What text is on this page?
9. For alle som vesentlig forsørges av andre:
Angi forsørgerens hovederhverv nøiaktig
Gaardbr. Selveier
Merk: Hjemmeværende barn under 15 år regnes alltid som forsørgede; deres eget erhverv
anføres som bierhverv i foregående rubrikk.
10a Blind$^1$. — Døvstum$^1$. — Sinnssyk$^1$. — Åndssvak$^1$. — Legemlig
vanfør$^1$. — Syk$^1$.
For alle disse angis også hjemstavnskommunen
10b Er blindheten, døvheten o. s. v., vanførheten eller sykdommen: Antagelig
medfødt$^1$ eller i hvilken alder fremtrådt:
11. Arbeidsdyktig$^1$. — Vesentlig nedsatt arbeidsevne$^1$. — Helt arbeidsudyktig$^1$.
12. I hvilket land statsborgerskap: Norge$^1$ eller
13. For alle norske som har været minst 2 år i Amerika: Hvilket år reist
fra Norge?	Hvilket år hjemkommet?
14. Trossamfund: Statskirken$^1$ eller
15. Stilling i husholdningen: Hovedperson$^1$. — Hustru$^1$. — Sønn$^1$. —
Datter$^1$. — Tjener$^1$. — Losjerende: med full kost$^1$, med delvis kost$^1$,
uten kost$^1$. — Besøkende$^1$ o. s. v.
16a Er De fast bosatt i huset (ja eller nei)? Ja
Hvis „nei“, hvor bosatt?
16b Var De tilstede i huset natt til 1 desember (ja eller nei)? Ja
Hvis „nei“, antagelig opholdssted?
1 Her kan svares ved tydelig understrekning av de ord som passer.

..............................

Task to carry out: Repeat each entry word for word.

Response:
What text is on this page?
9. For alle som vesentlig forsørges av andre:
Angi forsørgerens hovederhverv nøiaktig
Gaardbr. Selveier
Merk: Hjemmeværende barn under 15 år regnes alltid som forsørgede; deres eget erhverv
anføres som bierhverv i foregående rubrikk.
10a Blind$^1$. — Døvstum$^1$. — Sinnssyk$^1$. — Åndssvak$^1$. — Legemlig
vanfør$^1$. — Syk$^1$.
For alle disse angis også hjemstavnskommunen
10b Er blindheten, døvheten o. s. v., vanførheten eller sykdommen: Antagelig
medfødt$^1$ eller i hvilken alder fremtrådt:
11. Arbeidsdyktig$^1$. — Vesentlig nedsatt arbeidsevne$^1$. — Helt arbeidsudyktig$^1$.
12. I hvilket land statsborgerskap: Norge$^1$ eller
13. For alle norske som har været minst 2 år i Amerika: Hvilket år reist
fra Norge?	Hvilket år hjemkommet?
14. Trossamfund: Statskirken$^1$ eller
15. Stilling i husholdningen: Hovedperson$^1$. — Hustru$^1$. — Sønn$^1$. —
Datter$^1$. — Tjener$^1$. — Losjerende: med full kost$^1$, med delvis kost$^1$,
uten kost$^1$. — Besøkende$^1$ o. s. v.
16a Er De fast bosatt i huset (ja eller nei)? Ja
Hvis „nei“, hvor bosatt?
16b Var De tilstede i huset natt til 1 desember (ja eller nei)? Ja
Hvis „nei“, antagelig opholdssted?
1 Her kan svares ved tydelig understrekning av de ord som passer.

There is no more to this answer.